**Task statement**
Write out the listing beneath this instruction in its entirety, exactly as it reads.

---- Provided information

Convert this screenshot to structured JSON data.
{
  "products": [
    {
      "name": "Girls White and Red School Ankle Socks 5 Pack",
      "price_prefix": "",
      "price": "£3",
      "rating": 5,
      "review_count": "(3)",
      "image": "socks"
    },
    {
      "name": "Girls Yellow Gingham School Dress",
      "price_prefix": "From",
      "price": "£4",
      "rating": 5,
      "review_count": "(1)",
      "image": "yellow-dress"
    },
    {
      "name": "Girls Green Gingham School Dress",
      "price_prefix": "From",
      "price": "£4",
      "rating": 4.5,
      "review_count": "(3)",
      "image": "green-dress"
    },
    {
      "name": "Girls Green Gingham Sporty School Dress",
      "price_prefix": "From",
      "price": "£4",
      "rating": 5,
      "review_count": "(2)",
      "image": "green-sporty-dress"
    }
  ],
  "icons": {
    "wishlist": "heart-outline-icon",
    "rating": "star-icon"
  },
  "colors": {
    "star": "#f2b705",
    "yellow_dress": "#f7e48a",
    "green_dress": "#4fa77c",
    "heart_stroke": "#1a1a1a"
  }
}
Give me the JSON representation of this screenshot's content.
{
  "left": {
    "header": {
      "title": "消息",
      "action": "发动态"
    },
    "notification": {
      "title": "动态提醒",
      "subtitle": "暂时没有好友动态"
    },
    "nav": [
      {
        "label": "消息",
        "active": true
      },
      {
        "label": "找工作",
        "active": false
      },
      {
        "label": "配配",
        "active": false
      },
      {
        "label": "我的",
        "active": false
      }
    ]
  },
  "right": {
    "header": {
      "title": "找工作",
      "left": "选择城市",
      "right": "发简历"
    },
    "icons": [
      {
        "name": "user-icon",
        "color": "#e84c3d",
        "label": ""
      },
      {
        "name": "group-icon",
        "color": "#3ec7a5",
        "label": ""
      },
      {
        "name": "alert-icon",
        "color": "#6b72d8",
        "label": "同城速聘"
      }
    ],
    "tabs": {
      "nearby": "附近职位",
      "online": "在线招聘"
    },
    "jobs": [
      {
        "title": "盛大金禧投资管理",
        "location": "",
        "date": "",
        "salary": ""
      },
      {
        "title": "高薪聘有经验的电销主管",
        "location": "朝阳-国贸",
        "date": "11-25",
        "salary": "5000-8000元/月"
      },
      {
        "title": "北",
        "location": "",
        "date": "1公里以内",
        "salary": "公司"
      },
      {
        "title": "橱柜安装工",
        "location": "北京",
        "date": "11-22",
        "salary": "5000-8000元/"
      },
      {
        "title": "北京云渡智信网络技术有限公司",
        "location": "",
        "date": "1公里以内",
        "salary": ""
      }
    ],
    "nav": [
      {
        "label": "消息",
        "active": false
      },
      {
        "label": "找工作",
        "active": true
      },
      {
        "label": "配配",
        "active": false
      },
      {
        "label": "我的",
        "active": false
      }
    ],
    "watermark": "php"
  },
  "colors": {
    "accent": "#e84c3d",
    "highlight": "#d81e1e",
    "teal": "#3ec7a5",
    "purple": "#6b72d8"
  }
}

--------

**The reply**
Convert this screenshot to structured JSON data.
{
  "products": [
    {
      "name": "Girls White and Red School Ankle Socks 5 Pack",
      "price_prefix": "",
      "price": "£3",
      "rating": 5,
      "review_count": "(3)",
      "image": "socks"
    },
    {
      "name": "Girls Yellow Gingham School Dress",
      "price_prefix": "From",
      "price": "£4",
      "rating": 5,
      "review_count": "(1)",
      "image": "yellow-dress"
    },
    {
      "name": "Girls Green Gingham School Dress",
      "price_prefix": "From",
      "price": "£4",
      "rating": 4.5,
      "review_count": "(3)",
      "image": "green-dress"
    },
    {
      "name": "Girls Green Gingham Sporty School Dress",
      "price_prefix": "From",
      "price": "£4",
      "rating": 5,
      "review_count": "(2)",
      "image": "green-sporty-dress"
    }
  ],
  "icons": {
    "wishlist": "heart-outline-icon",
    "rating": "star-icon"
  },
  "colors": {
    "star": "#f2b705",
    "yellow_dress": "#f7e48a",
    "green_dress": "#4fa77c",
    "heart_stroke": "#1a1a1a"
  }
}
Give me the JSON representation of this screenshot's content.
{
  "left": {
    "header": {
      "title": "消息",
      "action": "发动态"
    },
    "notification": {
      "title": "动态提醒",
      "subtitle": "暂时没有好友动态"
    },
    "nav": [
      {
        "label": "消息",
        "active": true
      },
      {
        "label": "找工作",
        "active": false
      },
      {
        "label": "配配",
        "active": false
      },
      {
        "label": "我的",
        "active": false
      }
    ]
  },
  "right": {
    "header": {
      "title": "找工作",
      "left": "选择城市",
      "right": "发简历"
    },
    "icons": [
      {
        "name": "user-icon",
        "color": "#e84c3d",
        "label": ""
      },
      {
        "name": "group-icon",
        "color": "#3ec7a5",
        "label": ""
      },
      {
        "name": "alert-icon",
        "color": "#6b72d8",
        "label": "同城速聘"
      }
    ],
    "tabs": {
      "nearby": "附近职位",
      "online": "在线招聘"
    },
    "jobs": [
      {
        "title": "盛大金禧投资管理",
        "location": "",
        "date": "",
        "salary": ""
      },
      {
        "title": "高薪聘有经验的电销主管",
        "location": "朝阳-国贸",
        "date": "11-25",
        "salary": "5000-8000元/月"
      },
      {
        "title": "北",
        "location": "",
        "date": "1公里以内",
        "salary": "公司"
      },
      {
        "title": "橱柜安装工",
        "location": "北京",
        "date": "11-22",
        "salary": "5000-8000元/"
      },
      {
        "title": "北京云渡智信网络技术有限公司",
        "location": "",
        "date": "1公里以内",
        "salary": ""
      }
    ],
    "nav": [
      {
        "label": "消息",
        "active": false
      },
      {
        "label": "找工作",
        "active": true
      },
      {
        "label": "配配",
        "active": false
      },
      {
        "label": "我的",
        "active": false
      }
    ],
    "watermark": "php"
  },
  "colors": {
    "accent": "#e84c3d",
    "highlight": "#d81e1e",
    "teal": "#3ec7a5",
    "purple": "#6b72d8"
  }
}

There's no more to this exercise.